[Source records]

* Begin *

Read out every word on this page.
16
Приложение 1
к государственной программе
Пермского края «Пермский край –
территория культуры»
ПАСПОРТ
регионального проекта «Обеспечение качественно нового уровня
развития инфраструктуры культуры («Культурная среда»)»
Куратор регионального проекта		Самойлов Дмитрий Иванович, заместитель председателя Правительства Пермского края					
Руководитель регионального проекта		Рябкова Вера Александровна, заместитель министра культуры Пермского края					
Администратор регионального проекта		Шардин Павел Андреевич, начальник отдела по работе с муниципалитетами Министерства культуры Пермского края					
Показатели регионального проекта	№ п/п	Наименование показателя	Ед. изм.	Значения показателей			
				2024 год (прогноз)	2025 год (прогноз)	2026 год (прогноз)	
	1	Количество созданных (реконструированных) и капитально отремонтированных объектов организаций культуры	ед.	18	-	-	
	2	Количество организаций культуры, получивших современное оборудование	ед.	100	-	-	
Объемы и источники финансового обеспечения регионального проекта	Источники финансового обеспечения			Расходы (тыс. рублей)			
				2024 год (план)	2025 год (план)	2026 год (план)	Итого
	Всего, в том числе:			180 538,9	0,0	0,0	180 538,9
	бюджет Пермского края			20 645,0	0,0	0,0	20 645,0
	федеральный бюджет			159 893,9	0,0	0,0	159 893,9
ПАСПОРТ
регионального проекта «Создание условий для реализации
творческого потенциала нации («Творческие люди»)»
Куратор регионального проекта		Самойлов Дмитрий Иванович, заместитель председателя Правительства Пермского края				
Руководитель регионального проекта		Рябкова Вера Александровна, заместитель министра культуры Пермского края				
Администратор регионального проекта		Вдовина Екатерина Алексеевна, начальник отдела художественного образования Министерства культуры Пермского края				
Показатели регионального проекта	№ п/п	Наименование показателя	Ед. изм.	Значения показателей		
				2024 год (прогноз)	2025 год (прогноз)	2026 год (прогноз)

* End *

▶ Your objective
The whole listing above needs to be written out again exactly.

▶ Solution for this problem
Read out every word on this page.
16
Приложение 1
к государственной программе
Пермского края «Пермский край –
территория культуры»
ПАСПОРТ
регионального проекта «Обеспечение качественно нового уровня
развития инфраструктуры культуры («Культурная среда»)»
Куратор регионального проекта		Самойлов Дмитрий Иванович, заместитель председателя Правительства Пермского края					
Руководитель регионального проекта		Рябкова Вера Александровна, заместитель министра культуры Пермского края					
Администратор регионального проекта		Шардин Павел Андреевич, начальник отдела по работе с муниципалитетами Министерства культуры Пермского края					
Показатели регионального проекта	№ п/п	Наименование показателя	Ед. изм.	Значения показателей			
				2024 год (прогноз)	2025 год (прогноз)	2026 год (прогноз)	
	1	Количество созданных (реконструированных) и капитально отремонтированных объектов организаций культуры	ед.	18	-	-	
	2	Количество организаций культуры, получивших современное оборудование	ед.	100	-	-	
Объемы и источники финансового обеспечения регионального проекта	Источники финансового обеспечения			Расходы (тыс. рублей)			
				2024 год (план)	2025 год (план)	2026 год (план)	Итого
	Всего, в том числе:			180 538,9	0,0	0,0	180 538,9
	бюджет Пермского края			20 645,0	0,0	0,0	20 645,0
	федеральный бюджет			159 893,9	0,0	0,0	159 893,9
ПАСПОРТ
регионального проекта «Создание условий для реализации
творческого потенциала нации («Творческие люди»)»
Куратор регионального проекта		Самойлов Дмитрий Иванович, заместитель председателя Правительства Пермского края				
Руководитель регионального проекта		Рябкова Вера Александровна, заместитель министра культуры Пермского края				
Администратор регионального проекта		Вдовина Екатерина Алексеевна, начальник отдела художественного образования Министерства культуры Пермского края				
Показатели регионального проекта	№ п/п	Наименование показателя	Ед. изм.	Значения показателей		
				2024 год (прогноз)	2025 год (прогноз)	2026 год (прогноз)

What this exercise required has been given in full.